— START PROVIDED MATERIAL —
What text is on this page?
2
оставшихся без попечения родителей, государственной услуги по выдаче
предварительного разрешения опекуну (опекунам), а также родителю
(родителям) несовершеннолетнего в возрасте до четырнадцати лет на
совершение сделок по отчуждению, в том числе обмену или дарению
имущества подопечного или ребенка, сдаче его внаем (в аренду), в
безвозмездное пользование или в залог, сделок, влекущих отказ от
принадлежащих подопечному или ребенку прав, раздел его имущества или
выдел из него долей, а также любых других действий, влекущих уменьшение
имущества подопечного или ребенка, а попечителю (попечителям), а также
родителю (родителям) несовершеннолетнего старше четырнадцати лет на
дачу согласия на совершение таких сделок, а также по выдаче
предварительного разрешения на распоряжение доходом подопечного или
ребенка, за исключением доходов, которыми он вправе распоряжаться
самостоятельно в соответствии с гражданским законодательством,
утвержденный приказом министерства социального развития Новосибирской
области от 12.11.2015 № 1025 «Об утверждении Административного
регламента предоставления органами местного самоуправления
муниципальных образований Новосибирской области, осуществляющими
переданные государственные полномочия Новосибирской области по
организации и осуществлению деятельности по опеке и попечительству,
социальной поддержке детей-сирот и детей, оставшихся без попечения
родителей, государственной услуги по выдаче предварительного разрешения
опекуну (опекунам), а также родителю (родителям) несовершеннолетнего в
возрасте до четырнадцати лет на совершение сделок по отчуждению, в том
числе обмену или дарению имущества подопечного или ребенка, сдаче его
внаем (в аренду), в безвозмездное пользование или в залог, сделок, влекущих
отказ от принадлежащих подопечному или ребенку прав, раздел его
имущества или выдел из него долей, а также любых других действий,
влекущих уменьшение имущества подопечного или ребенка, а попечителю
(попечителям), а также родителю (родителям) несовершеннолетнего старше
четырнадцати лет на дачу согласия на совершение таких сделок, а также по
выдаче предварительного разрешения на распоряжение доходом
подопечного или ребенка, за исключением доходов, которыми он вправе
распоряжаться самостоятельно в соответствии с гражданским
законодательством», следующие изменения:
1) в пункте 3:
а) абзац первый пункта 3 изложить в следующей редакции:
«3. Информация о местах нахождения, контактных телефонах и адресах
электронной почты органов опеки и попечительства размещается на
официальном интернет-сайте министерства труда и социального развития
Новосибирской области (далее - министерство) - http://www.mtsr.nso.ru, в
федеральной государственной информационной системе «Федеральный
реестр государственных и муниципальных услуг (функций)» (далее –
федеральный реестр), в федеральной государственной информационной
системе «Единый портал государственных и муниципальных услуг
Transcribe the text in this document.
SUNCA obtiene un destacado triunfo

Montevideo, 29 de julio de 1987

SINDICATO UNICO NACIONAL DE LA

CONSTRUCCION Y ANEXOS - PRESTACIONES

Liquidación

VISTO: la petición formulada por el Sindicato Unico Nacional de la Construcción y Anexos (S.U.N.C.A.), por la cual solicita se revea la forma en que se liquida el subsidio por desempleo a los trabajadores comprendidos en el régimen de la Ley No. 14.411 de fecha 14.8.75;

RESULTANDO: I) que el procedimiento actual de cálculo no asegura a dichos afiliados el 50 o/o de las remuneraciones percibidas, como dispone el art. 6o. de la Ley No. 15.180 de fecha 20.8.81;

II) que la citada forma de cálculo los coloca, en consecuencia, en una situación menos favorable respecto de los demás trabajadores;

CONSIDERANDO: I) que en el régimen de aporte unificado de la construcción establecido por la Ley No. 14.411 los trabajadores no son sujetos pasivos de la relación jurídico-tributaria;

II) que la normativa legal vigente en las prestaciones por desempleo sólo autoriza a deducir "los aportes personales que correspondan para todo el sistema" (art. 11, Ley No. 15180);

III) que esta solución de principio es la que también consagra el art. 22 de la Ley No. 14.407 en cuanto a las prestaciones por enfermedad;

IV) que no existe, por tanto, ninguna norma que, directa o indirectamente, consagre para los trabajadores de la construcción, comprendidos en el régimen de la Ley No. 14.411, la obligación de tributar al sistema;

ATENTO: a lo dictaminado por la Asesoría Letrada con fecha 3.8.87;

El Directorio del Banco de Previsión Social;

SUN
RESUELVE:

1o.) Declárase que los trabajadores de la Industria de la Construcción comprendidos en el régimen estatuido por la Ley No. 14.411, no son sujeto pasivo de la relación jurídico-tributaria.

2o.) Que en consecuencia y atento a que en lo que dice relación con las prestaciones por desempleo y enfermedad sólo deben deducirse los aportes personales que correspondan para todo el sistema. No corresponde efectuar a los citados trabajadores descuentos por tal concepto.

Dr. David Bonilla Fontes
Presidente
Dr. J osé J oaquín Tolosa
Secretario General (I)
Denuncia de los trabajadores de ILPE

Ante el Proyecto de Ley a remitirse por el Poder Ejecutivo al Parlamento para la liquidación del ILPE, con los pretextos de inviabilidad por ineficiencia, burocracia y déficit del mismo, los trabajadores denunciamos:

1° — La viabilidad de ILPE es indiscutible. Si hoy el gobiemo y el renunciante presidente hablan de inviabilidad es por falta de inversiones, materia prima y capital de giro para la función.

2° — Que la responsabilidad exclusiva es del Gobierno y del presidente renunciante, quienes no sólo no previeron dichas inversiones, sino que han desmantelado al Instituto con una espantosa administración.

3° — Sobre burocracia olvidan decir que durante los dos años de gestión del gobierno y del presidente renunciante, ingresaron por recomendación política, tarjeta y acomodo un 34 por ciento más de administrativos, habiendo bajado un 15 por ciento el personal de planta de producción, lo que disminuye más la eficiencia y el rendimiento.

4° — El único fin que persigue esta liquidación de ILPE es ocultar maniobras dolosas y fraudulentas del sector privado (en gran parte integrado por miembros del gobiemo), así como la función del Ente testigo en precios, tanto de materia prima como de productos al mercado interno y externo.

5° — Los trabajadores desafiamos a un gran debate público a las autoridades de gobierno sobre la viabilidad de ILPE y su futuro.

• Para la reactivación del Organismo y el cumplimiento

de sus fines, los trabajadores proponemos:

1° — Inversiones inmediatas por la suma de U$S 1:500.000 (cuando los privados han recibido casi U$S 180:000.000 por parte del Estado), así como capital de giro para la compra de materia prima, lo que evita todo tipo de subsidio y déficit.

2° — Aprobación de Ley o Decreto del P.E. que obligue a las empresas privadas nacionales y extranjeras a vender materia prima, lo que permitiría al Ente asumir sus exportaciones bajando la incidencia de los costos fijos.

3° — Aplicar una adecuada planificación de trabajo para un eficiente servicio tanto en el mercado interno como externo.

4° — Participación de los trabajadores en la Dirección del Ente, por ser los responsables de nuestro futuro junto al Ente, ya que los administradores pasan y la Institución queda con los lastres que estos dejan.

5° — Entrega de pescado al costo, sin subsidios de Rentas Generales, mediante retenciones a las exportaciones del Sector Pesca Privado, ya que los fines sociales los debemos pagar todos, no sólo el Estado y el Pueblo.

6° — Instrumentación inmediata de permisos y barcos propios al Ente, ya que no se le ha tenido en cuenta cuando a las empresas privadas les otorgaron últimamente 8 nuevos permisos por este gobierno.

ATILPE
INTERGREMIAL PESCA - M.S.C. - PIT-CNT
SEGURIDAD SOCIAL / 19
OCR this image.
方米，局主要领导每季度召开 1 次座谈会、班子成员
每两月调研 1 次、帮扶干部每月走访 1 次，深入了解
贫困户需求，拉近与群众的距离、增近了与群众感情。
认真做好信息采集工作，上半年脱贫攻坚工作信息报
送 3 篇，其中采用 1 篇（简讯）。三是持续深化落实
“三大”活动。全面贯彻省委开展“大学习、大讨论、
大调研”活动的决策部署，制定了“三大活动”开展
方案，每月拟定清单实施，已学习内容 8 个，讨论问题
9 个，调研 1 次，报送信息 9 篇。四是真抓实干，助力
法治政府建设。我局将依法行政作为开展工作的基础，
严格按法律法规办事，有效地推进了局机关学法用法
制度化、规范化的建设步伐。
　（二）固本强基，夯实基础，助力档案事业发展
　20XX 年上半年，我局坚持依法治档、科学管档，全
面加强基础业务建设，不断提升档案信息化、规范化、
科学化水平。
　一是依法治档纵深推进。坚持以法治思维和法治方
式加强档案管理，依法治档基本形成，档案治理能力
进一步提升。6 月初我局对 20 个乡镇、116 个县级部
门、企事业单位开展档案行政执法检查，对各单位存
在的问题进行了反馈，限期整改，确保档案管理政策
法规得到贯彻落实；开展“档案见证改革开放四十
— END PROVIDED MATERIAL —
• [INSTRUCTION]
Each line that holds the word "empresas" is to be copied.

• [RESULT]
2° — Aprobación de Ley o Decreto del P.E. que obligue a las empresas privadas nacionales y extranjeras a vender materia prima, lo que permitiría al Ente asumir sus exportaciones bajando la incidencia de los costos fijos.
6° — Instrumentación inmediata de permisos y barcos propios al Ente, ya que no se le ha tenido en cuenta cuando a las empresas privadas les otorgaron últimamente 8 nuevos permisos por este gobierno.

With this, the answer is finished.